- TRECHO PARA LER

——

Além disso, o representante da CNI aposta na redução da burocracia para importar e exportar, além do ganho de aumento de participação do comércio nas compras públicas dos países, comércio de serviços e estímulos aos investimentos.

“Além disso ainda deve haver a modernização das aduanas, da atuação dos órgãos intervenientes. O acordo pode sim ajudar indiretamente, porque tem diversos capítulos e um deles é de facilitação de comércio, que também promove a cooperação aduaneira entre os países, que prevê uma movimentação mais célere das mercadorias, então vai demandar de alguma forma que o Brasil continue nessa agenda de facilitação de comércio internacional que ele tem feito para ampliar a celeridade nas exportações, importações, então no momento em que o acordo tem cláusulas de facilitação de comércio que preveem modernização aduaneira, você indiretamente trabalha para que no nosso ambiente interno produza essas reformas”, aposta.

Dificuldades para a ratificação do acordo na União Europeia

Especialistas ouvidos pelo g1 explicam que a fragilidade nas políticas ambientais, além do aumento das queimadas e desmatamento, na Amazônia e Pantanal afetam diretamente a imagem do Brasil e ameaçam a não ratificação do acordo comercial pelos países da União Europeia e que existem questões que podem impactar a economia na Amazônia em cenário de implementação do acordo comercial.

E mesmo ainda longe dessa aceitação, setores ligados à exportação no Pará já enfrentam o sucateamento da fiscalização aduaneira, contabilizando prejuízos milionários, o que também pode ser agravado com uma restrição pela União Europeia à importação de produtos vindos da Amazônia, o que não inclui apenas madeira, mas também outros produtos cultivados e produzidos em área degradada, por conta de medidas de proteção ao meio ambiente.

O Pará tem países europeus como o segundo principal destino para os produtos de exportação, atrás apenas da China. Nos últimos meses, o estado tem registrado problemas nos principais portos por onde são enviados produtos importantes para a economia local. Com os órgãos ambientais cada vez com menos pessoal, recursos e investimentos, segundo os próprios servidores do Instituto Brasileiro de Meio Ambiente (Ibama), a autorização para exportação de madeira retirada de áreas de manejo florestal, por exemplo, ficam paradas em portos paraenses, de acordo com a Associação das Indústrias Exportadoras de Madeiras do Estado do Pará (Aimex).

Extração de madeira — Foto: Jornal Nacional
Extração de madeira — Foto: Jornal Nacional

O diretor executivo da Aimex, Eduardo Leão, afirma que em outubro deste ano completava 100 dias que setor madeireiro esteve sem conseguir exportar madeira adequadamente. Isso acontece, segundo ele, por causa da falta de recursos no serviço ambiental, responsável pela liberação de produtos para comércio no exterior. Ele afirma ainda que à época havia dois mil contêineres para serem enviados, mas esbarrou na “inoperância do Ibama”. A situação ainda continua neste mês de novembro.

——

- MATERIAL GUARDADO

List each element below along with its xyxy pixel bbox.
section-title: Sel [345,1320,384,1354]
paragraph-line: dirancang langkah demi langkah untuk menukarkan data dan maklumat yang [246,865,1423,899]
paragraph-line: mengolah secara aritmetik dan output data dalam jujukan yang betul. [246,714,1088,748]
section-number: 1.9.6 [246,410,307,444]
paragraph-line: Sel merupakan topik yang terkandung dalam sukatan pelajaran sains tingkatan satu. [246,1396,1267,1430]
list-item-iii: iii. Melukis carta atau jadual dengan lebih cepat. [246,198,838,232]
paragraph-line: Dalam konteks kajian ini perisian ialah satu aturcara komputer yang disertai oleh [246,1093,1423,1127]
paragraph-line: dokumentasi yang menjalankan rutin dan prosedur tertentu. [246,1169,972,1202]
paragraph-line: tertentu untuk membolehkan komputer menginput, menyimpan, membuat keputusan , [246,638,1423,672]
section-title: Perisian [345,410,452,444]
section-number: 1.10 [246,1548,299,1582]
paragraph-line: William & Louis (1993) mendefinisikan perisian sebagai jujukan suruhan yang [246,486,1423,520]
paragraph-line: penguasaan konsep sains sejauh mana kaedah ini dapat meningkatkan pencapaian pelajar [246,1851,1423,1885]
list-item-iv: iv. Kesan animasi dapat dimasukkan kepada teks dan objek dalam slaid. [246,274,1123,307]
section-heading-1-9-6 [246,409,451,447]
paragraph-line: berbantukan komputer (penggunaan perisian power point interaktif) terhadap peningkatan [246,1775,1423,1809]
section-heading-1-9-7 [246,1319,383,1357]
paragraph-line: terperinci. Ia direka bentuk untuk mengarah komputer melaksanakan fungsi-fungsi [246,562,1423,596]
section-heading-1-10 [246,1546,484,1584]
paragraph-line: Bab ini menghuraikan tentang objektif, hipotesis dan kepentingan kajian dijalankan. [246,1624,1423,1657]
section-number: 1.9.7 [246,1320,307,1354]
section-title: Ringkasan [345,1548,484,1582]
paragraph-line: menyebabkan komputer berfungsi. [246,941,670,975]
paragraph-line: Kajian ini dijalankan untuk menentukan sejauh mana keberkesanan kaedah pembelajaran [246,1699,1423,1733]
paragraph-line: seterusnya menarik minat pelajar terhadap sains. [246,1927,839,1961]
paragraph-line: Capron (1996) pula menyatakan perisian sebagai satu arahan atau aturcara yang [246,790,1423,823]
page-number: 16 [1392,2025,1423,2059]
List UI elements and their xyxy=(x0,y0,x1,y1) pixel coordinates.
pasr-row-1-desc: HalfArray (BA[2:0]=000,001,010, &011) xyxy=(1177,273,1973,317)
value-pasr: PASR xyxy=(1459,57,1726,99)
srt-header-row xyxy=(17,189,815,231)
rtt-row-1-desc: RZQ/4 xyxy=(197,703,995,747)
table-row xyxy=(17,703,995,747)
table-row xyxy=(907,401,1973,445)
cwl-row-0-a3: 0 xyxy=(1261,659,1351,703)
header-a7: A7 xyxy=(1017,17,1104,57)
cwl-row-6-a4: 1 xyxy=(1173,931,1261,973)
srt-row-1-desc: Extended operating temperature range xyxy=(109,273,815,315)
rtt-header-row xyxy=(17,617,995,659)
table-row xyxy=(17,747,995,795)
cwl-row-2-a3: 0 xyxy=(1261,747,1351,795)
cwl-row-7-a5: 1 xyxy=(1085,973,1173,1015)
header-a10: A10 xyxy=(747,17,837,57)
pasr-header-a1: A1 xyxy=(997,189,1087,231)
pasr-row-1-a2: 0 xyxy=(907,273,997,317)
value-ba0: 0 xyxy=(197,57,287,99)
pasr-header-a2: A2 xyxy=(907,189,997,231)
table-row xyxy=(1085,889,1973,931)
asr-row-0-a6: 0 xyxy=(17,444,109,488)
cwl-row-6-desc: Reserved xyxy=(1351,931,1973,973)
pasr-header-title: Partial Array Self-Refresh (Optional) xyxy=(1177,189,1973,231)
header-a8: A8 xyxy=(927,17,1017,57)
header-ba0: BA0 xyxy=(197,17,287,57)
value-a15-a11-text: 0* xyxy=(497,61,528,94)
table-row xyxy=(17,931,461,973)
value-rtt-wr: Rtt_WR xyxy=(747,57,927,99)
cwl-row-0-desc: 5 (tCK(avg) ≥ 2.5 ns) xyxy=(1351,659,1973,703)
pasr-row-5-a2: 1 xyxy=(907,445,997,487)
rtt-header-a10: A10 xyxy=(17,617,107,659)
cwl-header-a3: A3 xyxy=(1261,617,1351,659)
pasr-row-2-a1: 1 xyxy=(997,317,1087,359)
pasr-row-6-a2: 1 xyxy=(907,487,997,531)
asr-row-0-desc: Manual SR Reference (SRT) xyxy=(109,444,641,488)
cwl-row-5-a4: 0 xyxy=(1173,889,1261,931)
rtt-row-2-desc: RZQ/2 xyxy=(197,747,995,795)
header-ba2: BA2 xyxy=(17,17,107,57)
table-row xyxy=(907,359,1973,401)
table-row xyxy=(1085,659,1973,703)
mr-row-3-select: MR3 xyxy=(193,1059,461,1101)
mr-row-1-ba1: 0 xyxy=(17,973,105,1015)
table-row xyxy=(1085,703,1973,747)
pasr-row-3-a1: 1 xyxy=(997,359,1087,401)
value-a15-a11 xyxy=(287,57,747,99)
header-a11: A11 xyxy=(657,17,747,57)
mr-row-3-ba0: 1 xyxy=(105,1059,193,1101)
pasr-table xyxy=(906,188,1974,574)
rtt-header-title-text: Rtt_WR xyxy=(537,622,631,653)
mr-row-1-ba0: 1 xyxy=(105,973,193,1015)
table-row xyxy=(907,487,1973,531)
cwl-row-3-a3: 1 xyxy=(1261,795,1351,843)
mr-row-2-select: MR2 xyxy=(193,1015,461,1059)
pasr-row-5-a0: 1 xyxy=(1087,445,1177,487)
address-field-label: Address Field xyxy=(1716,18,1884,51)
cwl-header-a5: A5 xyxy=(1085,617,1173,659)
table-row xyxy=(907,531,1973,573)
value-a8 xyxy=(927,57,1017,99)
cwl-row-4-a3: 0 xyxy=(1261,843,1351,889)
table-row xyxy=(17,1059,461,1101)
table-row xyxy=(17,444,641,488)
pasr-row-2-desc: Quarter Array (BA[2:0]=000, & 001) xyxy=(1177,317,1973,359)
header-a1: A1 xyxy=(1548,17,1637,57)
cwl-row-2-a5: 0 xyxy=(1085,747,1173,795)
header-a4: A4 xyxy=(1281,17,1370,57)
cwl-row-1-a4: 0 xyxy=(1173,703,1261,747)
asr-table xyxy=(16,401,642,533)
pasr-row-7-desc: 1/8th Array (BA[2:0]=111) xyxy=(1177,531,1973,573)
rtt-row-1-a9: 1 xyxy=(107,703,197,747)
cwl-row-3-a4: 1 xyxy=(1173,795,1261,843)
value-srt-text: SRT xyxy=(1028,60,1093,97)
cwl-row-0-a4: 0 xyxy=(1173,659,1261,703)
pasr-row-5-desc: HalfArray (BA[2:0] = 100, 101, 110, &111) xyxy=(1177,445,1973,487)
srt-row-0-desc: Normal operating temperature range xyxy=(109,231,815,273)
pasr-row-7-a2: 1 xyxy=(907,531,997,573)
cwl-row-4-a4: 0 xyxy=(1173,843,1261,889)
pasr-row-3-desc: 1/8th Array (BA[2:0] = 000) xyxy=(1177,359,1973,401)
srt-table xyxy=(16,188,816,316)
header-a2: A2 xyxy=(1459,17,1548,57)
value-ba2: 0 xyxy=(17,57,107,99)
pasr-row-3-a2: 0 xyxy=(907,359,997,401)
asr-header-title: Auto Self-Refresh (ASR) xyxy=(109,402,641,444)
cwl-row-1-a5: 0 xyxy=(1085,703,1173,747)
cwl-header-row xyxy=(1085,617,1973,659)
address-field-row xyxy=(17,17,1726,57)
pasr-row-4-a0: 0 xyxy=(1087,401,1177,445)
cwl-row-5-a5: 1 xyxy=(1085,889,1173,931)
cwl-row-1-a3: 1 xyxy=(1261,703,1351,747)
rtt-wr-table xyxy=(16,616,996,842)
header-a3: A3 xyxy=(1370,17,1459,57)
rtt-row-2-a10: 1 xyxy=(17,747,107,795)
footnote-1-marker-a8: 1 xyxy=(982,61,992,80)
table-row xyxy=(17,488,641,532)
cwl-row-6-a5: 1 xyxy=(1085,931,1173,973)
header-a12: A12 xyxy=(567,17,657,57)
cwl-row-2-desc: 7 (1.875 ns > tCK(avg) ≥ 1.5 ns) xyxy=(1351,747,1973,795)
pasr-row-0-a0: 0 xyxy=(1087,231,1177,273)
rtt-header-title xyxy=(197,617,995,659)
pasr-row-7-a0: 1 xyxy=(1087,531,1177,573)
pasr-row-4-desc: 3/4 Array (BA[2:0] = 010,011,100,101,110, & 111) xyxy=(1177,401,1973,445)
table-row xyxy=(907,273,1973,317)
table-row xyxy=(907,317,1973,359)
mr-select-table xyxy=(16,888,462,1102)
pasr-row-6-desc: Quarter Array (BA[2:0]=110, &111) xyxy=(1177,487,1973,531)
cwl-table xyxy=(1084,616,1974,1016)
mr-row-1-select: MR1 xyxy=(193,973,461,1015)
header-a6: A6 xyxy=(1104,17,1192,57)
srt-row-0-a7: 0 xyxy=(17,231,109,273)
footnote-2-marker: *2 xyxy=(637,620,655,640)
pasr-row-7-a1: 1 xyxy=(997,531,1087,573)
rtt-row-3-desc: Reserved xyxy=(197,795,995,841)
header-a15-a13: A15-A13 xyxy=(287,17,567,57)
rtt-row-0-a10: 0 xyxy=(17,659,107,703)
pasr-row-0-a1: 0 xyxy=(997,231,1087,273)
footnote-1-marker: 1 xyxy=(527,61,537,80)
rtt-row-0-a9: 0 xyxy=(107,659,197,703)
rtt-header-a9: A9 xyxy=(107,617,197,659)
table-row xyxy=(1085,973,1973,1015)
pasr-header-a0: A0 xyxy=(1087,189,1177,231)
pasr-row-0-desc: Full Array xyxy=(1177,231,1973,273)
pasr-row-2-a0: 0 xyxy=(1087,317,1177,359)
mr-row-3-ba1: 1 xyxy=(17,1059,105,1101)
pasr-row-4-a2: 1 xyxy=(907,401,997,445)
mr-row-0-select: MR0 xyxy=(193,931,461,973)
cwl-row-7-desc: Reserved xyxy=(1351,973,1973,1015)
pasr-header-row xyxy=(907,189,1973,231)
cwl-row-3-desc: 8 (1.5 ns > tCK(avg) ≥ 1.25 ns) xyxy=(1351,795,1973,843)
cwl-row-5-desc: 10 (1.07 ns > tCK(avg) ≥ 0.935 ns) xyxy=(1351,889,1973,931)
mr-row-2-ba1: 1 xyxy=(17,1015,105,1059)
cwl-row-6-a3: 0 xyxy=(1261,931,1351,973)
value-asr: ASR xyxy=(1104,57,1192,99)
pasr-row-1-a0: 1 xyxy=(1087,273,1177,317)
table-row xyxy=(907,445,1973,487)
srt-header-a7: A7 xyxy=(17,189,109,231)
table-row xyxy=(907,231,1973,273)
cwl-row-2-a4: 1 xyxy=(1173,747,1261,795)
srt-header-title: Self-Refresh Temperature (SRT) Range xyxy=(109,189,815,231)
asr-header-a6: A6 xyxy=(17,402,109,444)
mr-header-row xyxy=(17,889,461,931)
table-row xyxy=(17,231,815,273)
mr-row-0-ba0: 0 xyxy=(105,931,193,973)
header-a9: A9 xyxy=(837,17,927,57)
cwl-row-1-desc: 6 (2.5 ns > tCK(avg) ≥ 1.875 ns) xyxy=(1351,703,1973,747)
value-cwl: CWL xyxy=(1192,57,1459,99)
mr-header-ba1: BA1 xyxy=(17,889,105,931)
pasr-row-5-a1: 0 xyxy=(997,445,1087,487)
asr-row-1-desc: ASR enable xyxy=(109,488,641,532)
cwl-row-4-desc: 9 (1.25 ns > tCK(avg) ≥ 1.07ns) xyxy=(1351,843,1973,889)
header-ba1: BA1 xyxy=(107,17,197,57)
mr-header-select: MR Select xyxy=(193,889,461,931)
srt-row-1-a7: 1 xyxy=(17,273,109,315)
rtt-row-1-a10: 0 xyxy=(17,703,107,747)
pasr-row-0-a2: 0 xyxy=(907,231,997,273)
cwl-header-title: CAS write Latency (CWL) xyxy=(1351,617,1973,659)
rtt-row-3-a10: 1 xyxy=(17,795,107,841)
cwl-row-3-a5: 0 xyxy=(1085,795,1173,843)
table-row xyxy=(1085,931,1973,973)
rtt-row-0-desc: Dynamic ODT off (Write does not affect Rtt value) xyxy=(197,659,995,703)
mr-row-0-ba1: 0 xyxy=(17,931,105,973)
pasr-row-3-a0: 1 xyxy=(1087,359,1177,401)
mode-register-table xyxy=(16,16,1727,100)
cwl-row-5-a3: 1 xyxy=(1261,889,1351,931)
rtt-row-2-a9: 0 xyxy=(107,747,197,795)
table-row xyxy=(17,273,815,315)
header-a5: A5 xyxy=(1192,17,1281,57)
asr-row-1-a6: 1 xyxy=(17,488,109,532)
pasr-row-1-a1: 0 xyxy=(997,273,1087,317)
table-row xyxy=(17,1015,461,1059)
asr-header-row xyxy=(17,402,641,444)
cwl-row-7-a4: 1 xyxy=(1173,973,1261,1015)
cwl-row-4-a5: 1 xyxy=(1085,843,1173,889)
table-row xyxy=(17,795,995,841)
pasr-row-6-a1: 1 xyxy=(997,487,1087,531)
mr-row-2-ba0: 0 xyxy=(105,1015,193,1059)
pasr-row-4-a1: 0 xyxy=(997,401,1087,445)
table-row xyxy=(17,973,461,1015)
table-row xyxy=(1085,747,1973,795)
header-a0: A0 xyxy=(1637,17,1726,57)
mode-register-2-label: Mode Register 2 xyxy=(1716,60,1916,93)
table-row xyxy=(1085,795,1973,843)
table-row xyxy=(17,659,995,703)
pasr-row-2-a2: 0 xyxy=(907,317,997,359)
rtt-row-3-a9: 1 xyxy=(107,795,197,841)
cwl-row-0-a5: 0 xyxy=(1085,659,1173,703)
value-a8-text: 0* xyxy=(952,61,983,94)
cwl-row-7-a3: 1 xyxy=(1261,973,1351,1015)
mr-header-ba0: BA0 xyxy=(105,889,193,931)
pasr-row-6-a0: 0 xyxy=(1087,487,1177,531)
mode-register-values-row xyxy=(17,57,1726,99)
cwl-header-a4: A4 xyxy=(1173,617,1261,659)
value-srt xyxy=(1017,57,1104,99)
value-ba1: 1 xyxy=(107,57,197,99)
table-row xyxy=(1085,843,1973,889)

——

- TAREFA
Escreva o que vem depois da última frase do texto sobre o acordo com a União Europeia e as exportações do Pará.

- RESPOSTA
“É madeira com alto valor agregado de manejo florestal que ficou se acabando. Entre maio e junho o volume de madeira já era além do que o Ibama conseguia fiscalizar, os servidores não estavam preparados para o volume de mil contêineres por mês, muito ainda estão em home office, não recebem diária, não têm como ir no porto verificar as cargas. Nosso setor madeireiro já chegou até a dar férias coletivas e estamos no limite para começar demissões que podem afetar aproximadamente 50 mil pessoas”, revela.

Leão lembra que o estado não está sendo afetado somente no setor madeireiro, mas também na indústria, e defende que o procedimento de autorização poderia ser feito por meio de amostragens. “Essa questão foi até judicializada e houve decisão para que o Ibama resolva a situação, com prazo definido pela Justiça, porque não podemos ficar sem exportar. Posso afirmar que essa é a pior crise do setor florestal que vivemos em anos”.

Sucateamento do Ibama é de conhecimento das autoridades europeias

Uma fonte anônima, servidor do IBAMA no estado do Pará, conta das perseguições a servidores, sucateamento do órgão e do problema com as exportações.

“Na pauta da exportação, são vários problemas, começou com aquela interferência ano passado do então superintendente Walter Mendes Magalhães, e depois o presidente do Ibama, na exportação em que eles desconsideraram produtos que saíram irregularmente e depois desconsideraram a legislação, por conta disso teve a operação Akuanduba da Polícia Federal. Aliado a este problema, nós estamos com uma queda absurda no número de servidores no Ibama de modo geral e no Pará é situação se acentua”, declara o servidor.

Há dez anos o Ibama tinha cerca de 230 servidores somente em Belém, hoje não chegam a 120. “A gente tá com quase um terço do que a gente tinha e uma demanda absurda para responder. não tem como se fazer isso com essa quantidade de pessoal, a gente não vai conseguir dar vencimento na pauta de exportação, trabalhando de maneira correta, analisando tudo que tem que ser analisado”.

Atualmente existem 33 analistas trabalhando na área de exportação, porém, outras demandas ficam prejudicadas, como a biopirataria, pesca, o próprio trânsito da madeira.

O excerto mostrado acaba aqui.